**Records for this exercise**

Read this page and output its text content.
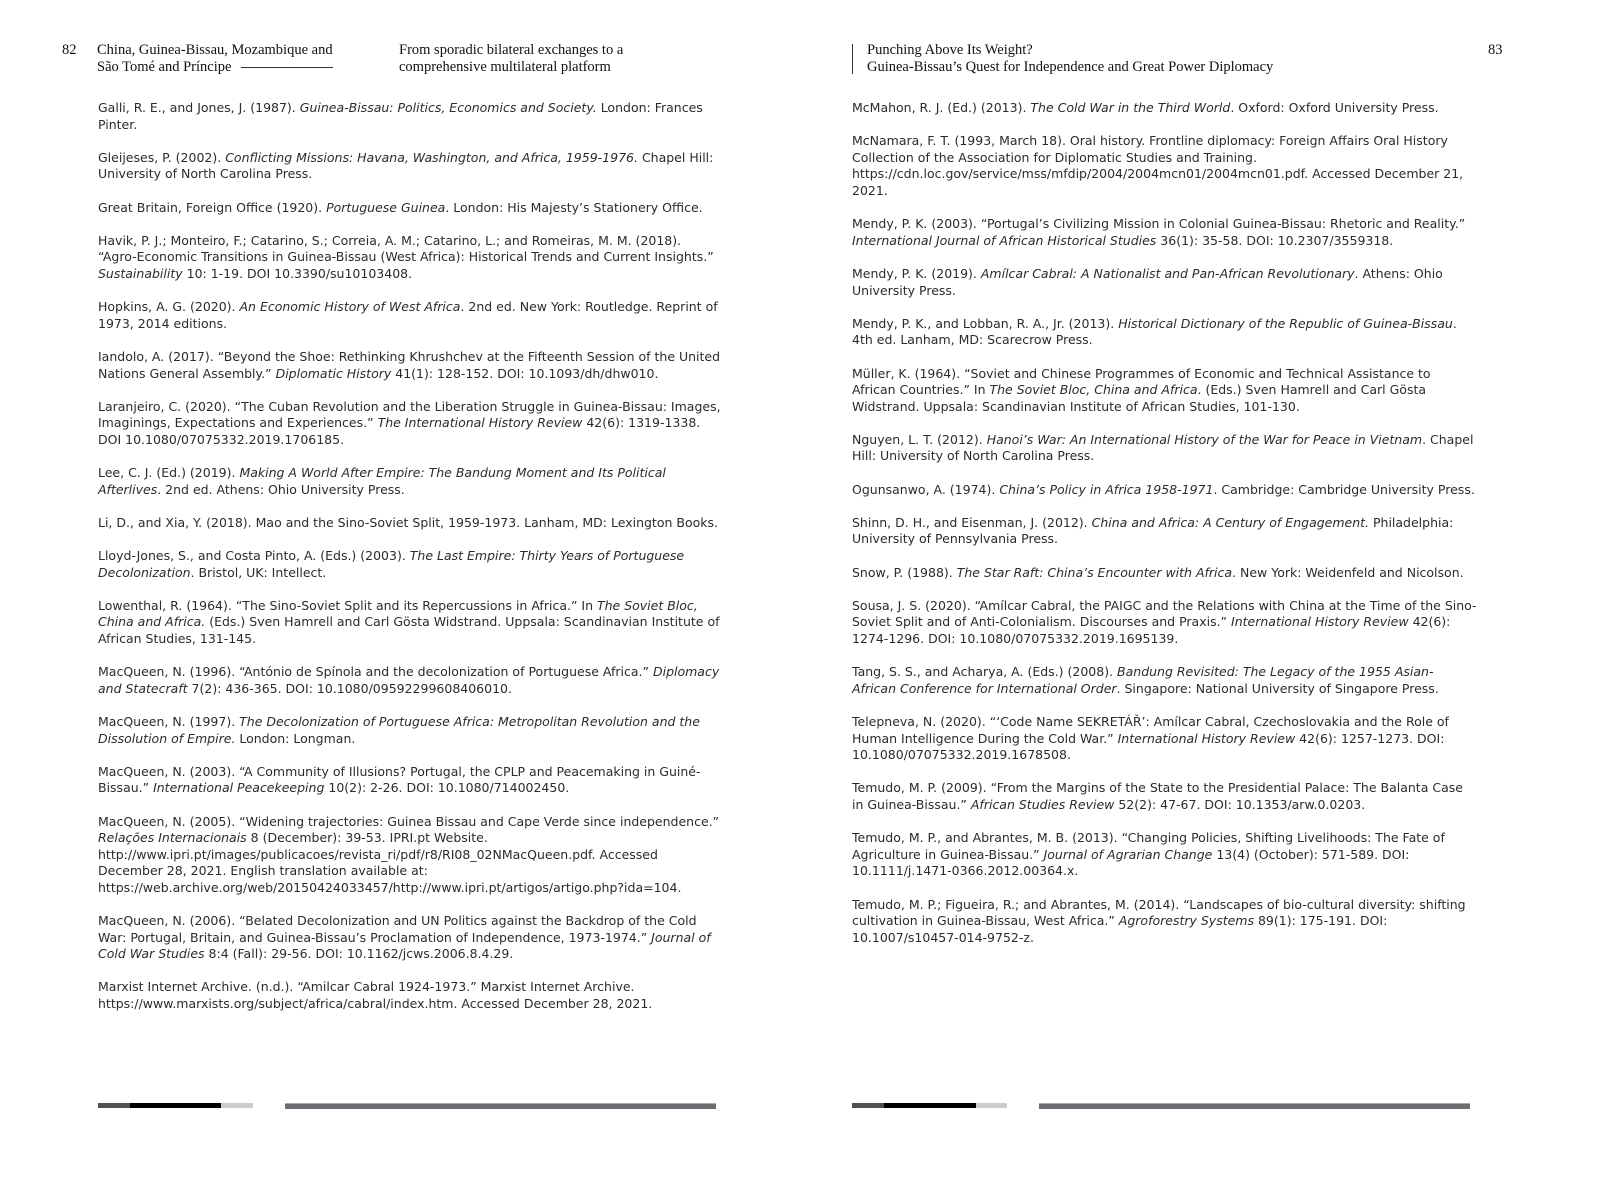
82 China, Guinea-Bissau, Mozambique and
São Tomé and Príncipe
From sporadic bilateral exchanges to a
comprehensive multilateral platform

Galli, R. E., and Jones, J. (1987). Guinea-Bissau: Politics, Economics and Society. London: Frances Pinter.

Gleijeses, P. (2002). Conflicting Missions: Havana, Washington, and Africa, 1959-1976. Chapel Hill: University of North Carolina Press.

Great Britain, Foreign Office (1920). Portuguese Guinea. London: His Majesty’s Stationery Office.

Havik, P. J.; Monteiro, F.; Catarino, S.; Correia, A. M.; Catarino, L.; and Romeiras, M. M. (2018). “Agro-Economic Transitions in Guinea-Bissau (West Africa): Historical Trends and Current Insights.” Sustainability 10: 1-19. DOI 10.3390/su10103408.

Hopkins, A. G. (2020). An Economic History of West Africa. 2nd ed. New York: Routledge. Reprint of 1973, 2014 editions.

Iandolo, A. (2017). “Beyond the Shoe: Rethinking Khrushchev at the Fifteenth Session of the United Nations General Assembly.” Diplomatic History 41(1): 128-152. DOI: 10.1093/dh/dhw010.

Laranjeiro, C. (2020). “The Cuban Revolution and the Liberation Struggle in Guinea-Bissau: Images, Imaginings, Expectations and Experiences.” The International History Review 42(6): 1319-1338. DOI 10.1080/07075332.2019.1706185.

Lee, C. J. (Ed.) (2019). Making A World After Empire: The Bandung Moment and Its Political Afterlives. 2nd ed. Athens: Ohio University Press.

Li, D., and Xia, Y. (2018). Mao and the Sino-Soviet Split, 1959-1973. Lanham, MD: Lexington Books.

Lloyd-Jones, S., and Costa Pinto, A. (Eds.) (2003). The Last Empire: Thirty Years of Portuguese Decolonization. Bristol, UK: Intellect.

Lowenthal, R. (1964). “The Sino-Soviet Split and its Repercussions in Africa.” In The Soviet Bloc, China and Africa. (Eds.) Sven Hamrell and Carl Gösta Widstrand. Uppsala: Scandinavian Institute of African Studies, 131-145.

MacQueen, N. (1996). “António de Spínola and the decolonization of Portuguese Africa.” Diplomacy and Statecraft 7(2): 436-365. DOI: 10.1080/09592299608406010.

MacQueen, N. (1997). The Decolonization of Portuguese Africa: Metropolitan Revolution and the Dissolution of Empire. London: Longman.

MacQueen, N. (2003). “A Community of Illusions? Portugal, the CPLP and Peacemaking in Guiné-Bissau.” International Peacekeeping 10(2): 2-26. DOI: 10.1080/714002450.

MacQueen, N. (2005). “Widening trajectories: Guinea Bissau and Cape Verde since independence.” Relações Internacionais 8 (December): 39-53. IPRI.pt Website. http://www.ipri.pt/images/publicacoes/revista_ri/pdf/r8/RI08_02NMacQueen.pdf. Accessed December 28, 2021. English translation available at: https://web.archive.org/web/20150424033457/http://www.ipri.pt/artigos/artigo.php?ida=104.

MacQueen, N. (2006). “Belated Decolonization and UN Politics against the Backdrop of the Cold War: Portugal, Britain, and Guinea-Bissau’s Proclamation of Independence, 1973-1974.” Journal of Cold War Studies 8:4 (Fall): 29-56. DOI: 10.1162/jcws.2006.8.4.29.

Marxist Internet Archive. (n.d.). “Amilcar Cabral 1924-1973.” Marxist Internet Archive. https://www.marxists.org/subject/africa/cabral/index.htm. Accessed December 28, 2021.

Punching Above Its Weight?
Guinea-Bissau’s Quest for Independence and Great Power Diplomacy
83

McMahon, R. J. (Ed.) (2013). The Cold War in the Third World. Oxford: Oxford University Press.

McNamara, F. T. (1993, March 18). Oral history. Frontline diplomacy: Foreign Affairs Oral History Collection of the Association for Diplomatic Studies and Training. https://cdn.loc.gov/service/mss/mfdip/2004/2004mcn01/2004mcn01.pdf. Accessed December 21, 2021.

Mendy, P. K. (2003). “Portugal’s Civilizing Mission in Colonial Guinea-Bissau: Rhetoric and Reality.” International Journal of African Historical Studies 36(1): 35-58. DOI: 10.2307/3559318.

Mendy, P. K. (2019). Amílcar Cabral: A Nationalist and Pan-African Revolutionary. Athens: Ohio University Press.

Mendy, P. K., and Lobban, R. A., Jr. (2013). Historical Dictionary of the Republic of Guinea-Bissau. 4th ed. Lanham, MD: Scarecrow Press.

Müller, K. (1964). “Soviet and Chinese Programmes of Economic and Technical Assistance to African Countries.” In The Soviet Bloc, China and Africa. (Eds.) Sven Hamrell and Carl Gösta Widstrand. Uppsala: Scandinavian Institute of African Studies, 101-130.

Nguyen, L. T. (2012). Hanoi’s War: An International History of the War for Peace in Vietnam. Chapel Hill: University of North Carolina Press.

Ogunsanwo, A. (1974). China’s Policy in Africa 1958-1971. Cambridge: Cambridge University Press.

Shinn, D. H., and Eisenman, J. (2012). China and Africa: A Century of Engagement. Philadelphia: University of Pennsylvania Press.

Snow, P. (1988). The Star Raft: China’s Encounter with Africa. New York: Weidenfeld and Nicolson.

Sousa, J. S. (2020). “Amílcar Cabral, the PAIGC and the Relations with China at the Time of the Sino-Soviet Split and of Anti-Colonialism. Discourses and Praxis.” International History Review 42(6): 1274-1296. DOI: 10.1080/07075332.2019.1695139.

Tang, S. S., and Acharya, A. (Eds.) (2008). Bandung Revisited: The Legacy of the 1955 Asian-African Conference for International Order. Singapore: National University of Singapore Press.

Telepneva, N. (2020). “‘Code Name SEKRETÁŘ’: Amílcar Cabral, Czechoslovakia and the Role of Human Intelligence During the Cold War.” International History Review 42(6): 1257-1273. DOI: 10.1080/07075332.2019.1678508.

Temudo, M. P. (2009). “From the Margins of the State to the Presidential Palace: The Balanta Case in Guinea-Bissau.” African Studies Review 52(2): 47-67. DOI: 10.1353/arw.0.0203.

Temudo, M. P., and Abrantes, M. B. (2013). “Changing Policies, Shifting Livelihoods: The Fate of Agriculture in Guinea-Bissau.” Journal of Agrarian Change 13(4) (October): 571-589. DOI: 10.1111/j.1471-0366.2012.00364.x.

Temudo, M. P.; Figueira, R.; and Abrantes, M. (2014). “Landscapes of bio-cultural diversity: shifting cultivation in Guinea-Bissau, West Africa.” Agroforestry Systems 89(1): 175-191. DOI: 10.1007/s10457-014-9752-z.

**Set exercise**
Transcribe every entry word for word, but skip the pictures.

**Full solution**
Read this page and output its text content.
82 China, Guinea-Bissau, Mozambique and
São Tomé and Príncipe
From sporadic bilateral exchanges to a
comprehensive multilateral platform

Galli, R. E., and Jones, J. (1987). Guinea-Bissau: Politics, Economics and Society. London: Frances Pinter.

Gleijeses, P. (2002). Conflicting Missions: Havana, Washington, and Africa, 1959-1976. Chapel Hill: University of North Carolina Press.

Great Britain, Foreign Office (1920). Portuguese Guinea. London: His Majesty’s Stationery Office.

Havik, P. J.; Monteiro, F.; Catarino, S.; Correia, A. M.; Catarino, L.; and Romeiras, M. M. (2018). “Agro-Economic Transitions in Guinea-Bissau (West Africa): Historical Trends and Current Insights.” Sustainability 10: 1-19. DOI 10.3390/su10103408.

Hopkins, A. G. (2020). An Economic History of West Africa. 2nd ed. New York: Routledge. Reprint of 1973, 2014 editions.

Iandolo, A. (2017). “Beyond the Shoe: Rethinking Khrushchev at the Fifteenth Session of the United Nations General Assembly.” Diplomatic History 41(1): 128-152. DOI: 10.1093/dh/dhw010.

Laranjeiro, C. (2020). “The Cuban Revolution and the Liberation Struggle in Guinea-Bissau: Images, Imaginings, Expectations and Experiences.” The International History Review 42(6): 1319-1338. DOI 10.1080/07075332.2019.1706185.

Lee, C. J. (Ed.) (2019). Making A World After Empire: The Bandung Moment and Its Political Afterlives. 2nd ed. Athens: Ohio University Press.

Li, D., and Xia, Y. (2018). Mao and the Sino-Soviet Split, 1959-1973. Lanham, MD: Lexington Books.

Lloyd-Jones, S., and Costa Pinto, A. (Eds.) (2003). The Last Empire: Thirty Years of Portuguese Decolonization. Bristol, UK: Intellect.

Lowenthal, R. (1964). “The Sino-Soviet Split and its Repercussions in Africa.” In The Soviet Bloc, China and Africa. (Eds.) Sven Hamrell and Carl Gösta Widstrand. Uppsala: Scandinavian Institute of African Studies, 131-145.

MacQueen, N. (1996). “António de Spínola and the decolonization of Portuguese Africa.” Diplomacy and Statecraft 7(2): 436-365. DOI: 10.1080/09592299608406010.

MacQueen, N. (1997). The Decolonization of Portuguese Africa: Metropolitan Revolution and the Dissolution of Empire. London: Longman.

MacQueen, N. (2003). “A Community of Illusions? Portugal, the CPLP and Peacemaking in Guiné-Bissau.” International Peacekeeping 10(2): 2-26. DOI: 10.1080/714002450.

MacQueen, N. (2005). “Widening trajectories: Guinea Bissau and Cape Verde since independence.” Relações Internacionais 8 (December): 39-53. IPRI.pt Website. http://www.ipri.pt/images/publicacoes/revista_ri/pdf/r8/RI08_02NMacQueen.pdf. Accessed December 28, 2021. English translation available at: https://web.archive.org/web/20150424033457/http://www.ipri.pt/artigos/artigo.php?ida=104.

MacQueen, N. (2006). “Belated Decolonization and UN Politics against the Backdrop of the Cold War: Portugal, Britain, and Guinea-Bissau’s Proclamation of Independence, 1973-1974.” Journal of Cold War Studies 8:4 (Fall): 29-56. DOI: 10.1162/jcws.2006.8.4.29.

Marxist Internet Archive. (n.d.). “Amilcar Cabral 1924-1973.” Marxist Internet Archive. https://www.marxists.org/subject/africa/cabral/index.htm. Accessed December 28, 2021.

Punching Above Its Weight?
Guinea-Bissau’s Quest for Independence and Great Power Diplomacy
83

McMahon, R. J. (Ed.) (2013). The Cold War in the Third World. Oxford: Oxford University Press.

McNamara, F. T. (1993, March 18). Oral history. Frontline diplomacy: Foreign Affairs Oral History Collection of the Association for Diplomatic Studies and Training. https://cdn.loc.gov/service/mss/mfdip/2004/2004mcn01/2004mcn01.pdf. Accessed December 21, 2021.

Mendy, P. K. (2003). “Portugal’s Civilizing Mission in Colonial Guinea-Bissau: Rhetoric and Reality.” International Journal of African Historical Studies 36(1): 35-58. DOI: 10.2307/3559318.

Mendy, P. K. (2019). Amílcar Cabral: A Nationalist and Pan-African Revolutionary. Athens: Ohio University Press.

Mendy, P. K., and Lobban, R. A., Jr. (2013). Historical Dictionary of the Republic of Guinea-Bissau. 4th ed. Lanham, MD: Scarecrow Press.

Müller, K. (1964). “Soviet and Chinese Programmes of Economic and Technical Assistance to African Countries.” In The Soviet Bloc, China and Africa. (Eds.) Sven Hamrell and Carl Gösta Widstrand. Uppsala: Scandinavian Institute of African Studies, 101-130.

Nguyen, L. T. (2012). Hanoi’s War: An International History of the War for Peace in Vietnam. Chapel Hill: University of North Carolina Press.

Ogunsanwo, A. (1974). China’s Policy in Africa 1958-1971. Cambridge: Cambridge University Press.

Shinn, D. H., and Eisenman, J. (2012). China and Africa: A Century of Engagement. Philadelphia: University of Pennsylvania Press.

Snow, P. (1988). The Star Raft: China’s Encounter with Africa. New York: Weidenfeld and Nicolson.

Sousa, J. S. (2020). “Amílcar Cabral, the PAIGC and the Relations with China at the Time of the Sino-Soviet Split and of Anti-Colonialism. Discourses and Praxis.” International History Review 42(6): 1274-1296. DOI: 10.1080/07075332.2019.1695139.

Tang, S. S., and Acharya, A. (Eds.) (2008). Bandung Revisited: The Legacy of the 1955 Asian-African Conference for International Order. Singapore: National University of Singapore Press.

Telepneva, N. (2020). “‘Code Name SEKRETÁŘ’: Amílcar Cabral, Czechoslovakia and the Role of Human Intelligence During the Cold War.” International History Review 42(6): 1257-1273. DOI: 10.1080/07075332.2019.1678508.

Temudo, M. P. (2009). “From the Margins of the State to the Presidential Palace: The Balanta Case in Guinea-Bissau.” African Studies Review 52(2): 47-67. DOI: 10.1353/arw.0.0203.

Temudo, M. P., and Abrantes, M. B. (2013). “Changing Policies, Shifting Livelihoods: The Fate of Agriculture in Guinea-Bissau.” Journal of Agrarian Change 13(4) (October): 571-589. DOI: 10.1111/j.1471-0366.2012.00364.x.

Temudo, M. P.; Figueira, R.; and Abrantes, M. (2014). “Landscapes of bio-cultural diversity: shifting cultivation in Guinea-Bissau, West Africa.” Agroforestry Systems 89(1): 175-191. DOI: 10.1007/s10457-014-9752-z.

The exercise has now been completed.